— Begin Task material —
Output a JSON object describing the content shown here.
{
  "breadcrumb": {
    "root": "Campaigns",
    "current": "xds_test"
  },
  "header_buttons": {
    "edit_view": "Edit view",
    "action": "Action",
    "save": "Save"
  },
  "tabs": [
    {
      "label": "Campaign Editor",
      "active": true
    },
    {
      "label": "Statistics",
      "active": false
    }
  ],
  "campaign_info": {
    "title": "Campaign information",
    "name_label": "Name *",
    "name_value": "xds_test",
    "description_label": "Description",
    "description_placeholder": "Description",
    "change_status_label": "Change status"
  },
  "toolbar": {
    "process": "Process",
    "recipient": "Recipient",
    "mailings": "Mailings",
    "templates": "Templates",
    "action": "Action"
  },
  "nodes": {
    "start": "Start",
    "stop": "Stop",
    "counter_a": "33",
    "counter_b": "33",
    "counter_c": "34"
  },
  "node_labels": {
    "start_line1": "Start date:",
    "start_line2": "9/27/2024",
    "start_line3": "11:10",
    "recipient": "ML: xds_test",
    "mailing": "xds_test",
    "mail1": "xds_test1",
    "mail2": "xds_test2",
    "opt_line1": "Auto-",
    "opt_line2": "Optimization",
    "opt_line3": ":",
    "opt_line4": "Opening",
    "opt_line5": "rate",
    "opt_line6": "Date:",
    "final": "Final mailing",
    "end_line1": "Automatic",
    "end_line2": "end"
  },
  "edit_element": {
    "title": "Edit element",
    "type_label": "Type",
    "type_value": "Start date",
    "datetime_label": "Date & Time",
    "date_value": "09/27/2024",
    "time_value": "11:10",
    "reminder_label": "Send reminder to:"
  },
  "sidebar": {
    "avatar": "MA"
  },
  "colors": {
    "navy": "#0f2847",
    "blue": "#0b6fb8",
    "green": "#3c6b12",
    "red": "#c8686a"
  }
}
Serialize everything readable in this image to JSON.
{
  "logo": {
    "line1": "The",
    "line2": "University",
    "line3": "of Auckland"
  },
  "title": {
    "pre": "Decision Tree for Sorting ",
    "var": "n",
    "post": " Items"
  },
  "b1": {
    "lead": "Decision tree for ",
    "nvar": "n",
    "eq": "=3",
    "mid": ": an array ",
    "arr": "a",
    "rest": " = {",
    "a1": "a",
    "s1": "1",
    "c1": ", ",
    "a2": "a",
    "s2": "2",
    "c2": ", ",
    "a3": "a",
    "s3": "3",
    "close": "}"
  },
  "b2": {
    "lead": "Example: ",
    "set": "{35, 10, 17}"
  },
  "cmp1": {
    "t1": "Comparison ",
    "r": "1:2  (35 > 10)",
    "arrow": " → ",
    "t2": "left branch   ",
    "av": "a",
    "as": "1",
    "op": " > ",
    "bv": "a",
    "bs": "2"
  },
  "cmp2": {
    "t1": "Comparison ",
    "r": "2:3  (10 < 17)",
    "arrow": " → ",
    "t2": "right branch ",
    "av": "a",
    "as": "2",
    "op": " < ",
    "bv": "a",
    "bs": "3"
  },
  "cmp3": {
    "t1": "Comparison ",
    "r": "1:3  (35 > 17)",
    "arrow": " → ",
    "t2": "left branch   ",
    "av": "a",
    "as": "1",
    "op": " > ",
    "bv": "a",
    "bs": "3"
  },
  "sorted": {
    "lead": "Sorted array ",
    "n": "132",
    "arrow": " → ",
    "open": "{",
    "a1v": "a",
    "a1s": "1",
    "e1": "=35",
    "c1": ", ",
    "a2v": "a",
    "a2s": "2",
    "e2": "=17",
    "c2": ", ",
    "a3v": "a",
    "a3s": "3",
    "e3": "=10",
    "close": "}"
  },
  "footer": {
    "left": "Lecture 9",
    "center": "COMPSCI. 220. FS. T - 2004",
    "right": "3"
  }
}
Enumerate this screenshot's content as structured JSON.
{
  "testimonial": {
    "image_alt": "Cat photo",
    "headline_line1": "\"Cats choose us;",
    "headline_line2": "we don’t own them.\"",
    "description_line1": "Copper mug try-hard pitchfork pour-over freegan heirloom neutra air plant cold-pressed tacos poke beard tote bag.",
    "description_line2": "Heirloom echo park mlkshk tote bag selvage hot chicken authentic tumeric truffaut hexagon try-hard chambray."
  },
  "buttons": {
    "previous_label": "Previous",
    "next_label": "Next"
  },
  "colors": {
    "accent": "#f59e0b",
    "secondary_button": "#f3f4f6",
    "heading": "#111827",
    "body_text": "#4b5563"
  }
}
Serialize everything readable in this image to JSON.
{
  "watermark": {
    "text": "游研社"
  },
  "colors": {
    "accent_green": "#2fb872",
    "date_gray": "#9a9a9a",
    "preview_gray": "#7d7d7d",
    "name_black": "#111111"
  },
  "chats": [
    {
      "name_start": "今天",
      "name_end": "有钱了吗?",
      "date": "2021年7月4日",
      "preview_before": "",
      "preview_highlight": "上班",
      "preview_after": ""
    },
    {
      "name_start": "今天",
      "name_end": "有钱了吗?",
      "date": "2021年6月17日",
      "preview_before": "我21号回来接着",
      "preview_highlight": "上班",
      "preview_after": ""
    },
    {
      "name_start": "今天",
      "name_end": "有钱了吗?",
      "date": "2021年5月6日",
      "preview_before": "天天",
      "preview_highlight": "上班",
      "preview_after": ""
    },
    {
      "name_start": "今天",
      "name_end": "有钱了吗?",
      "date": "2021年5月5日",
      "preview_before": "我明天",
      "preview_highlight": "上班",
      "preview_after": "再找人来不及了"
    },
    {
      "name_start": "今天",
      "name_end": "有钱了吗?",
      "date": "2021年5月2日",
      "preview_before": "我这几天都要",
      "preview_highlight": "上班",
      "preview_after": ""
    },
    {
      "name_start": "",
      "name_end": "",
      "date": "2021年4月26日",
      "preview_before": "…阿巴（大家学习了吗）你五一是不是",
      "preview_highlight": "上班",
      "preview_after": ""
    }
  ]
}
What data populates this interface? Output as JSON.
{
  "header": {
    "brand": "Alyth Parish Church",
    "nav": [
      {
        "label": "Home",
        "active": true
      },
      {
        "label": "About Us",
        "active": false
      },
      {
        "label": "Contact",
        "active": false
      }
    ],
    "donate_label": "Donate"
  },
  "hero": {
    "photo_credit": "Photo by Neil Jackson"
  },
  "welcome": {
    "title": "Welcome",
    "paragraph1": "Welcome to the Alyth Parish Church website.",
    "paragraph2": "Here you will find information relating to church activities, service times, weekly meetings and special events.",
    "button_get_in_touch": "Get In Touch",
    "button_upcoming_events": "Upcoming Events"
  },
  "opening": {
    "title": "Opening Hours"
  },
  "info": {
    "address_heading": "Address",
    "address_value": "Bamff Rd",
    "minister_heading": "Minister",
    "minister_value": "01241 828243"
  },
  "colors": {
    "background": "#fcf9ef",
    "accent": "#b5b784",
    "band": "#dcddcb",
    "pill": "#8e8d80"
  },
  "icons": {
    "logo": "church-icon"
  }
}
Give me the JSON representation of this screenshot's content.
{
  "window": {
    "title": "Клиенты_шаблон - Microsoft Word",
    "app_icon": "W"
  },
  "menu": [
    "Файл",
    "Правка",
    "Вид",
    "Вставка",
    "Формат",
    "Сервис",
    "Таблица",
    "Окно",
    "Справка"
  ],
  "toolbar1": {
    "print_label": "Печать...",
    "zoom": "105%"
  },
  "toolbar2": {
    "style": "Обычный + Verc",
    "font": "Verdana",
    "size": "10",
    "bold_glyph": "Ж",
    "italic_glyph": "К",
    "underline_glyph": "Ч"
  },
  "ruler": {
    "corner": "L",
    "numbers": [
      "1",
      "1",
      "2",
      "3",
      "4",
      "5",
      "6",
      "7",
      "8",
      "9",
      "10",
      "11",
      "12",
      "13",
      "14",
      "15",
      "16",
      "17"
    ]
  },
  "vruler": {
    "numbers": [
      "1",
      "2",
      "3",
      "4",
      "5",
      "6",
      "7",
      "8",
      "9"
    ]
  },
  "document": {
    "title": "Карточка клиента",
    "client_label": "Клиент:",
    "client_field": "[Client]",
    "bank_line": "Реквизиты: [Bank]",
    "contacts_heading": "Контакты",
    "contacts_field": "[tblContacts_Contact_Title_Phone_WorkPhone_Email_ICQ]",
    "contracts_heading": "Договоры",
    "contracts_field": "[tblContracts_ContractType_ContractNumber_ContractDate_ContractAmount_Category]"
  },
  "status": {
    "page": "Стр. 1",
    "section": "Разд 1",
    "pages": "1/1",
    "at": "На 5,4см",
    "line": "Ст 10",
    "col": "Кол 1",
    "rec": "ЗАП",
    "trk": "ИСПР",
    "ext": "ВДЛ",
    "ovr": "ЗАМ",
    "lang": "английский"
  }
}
— End Task material —
> [Problem details] Across the preceding material, how many lines contain the word "information"? State the number alone.

> [Response to this task] 2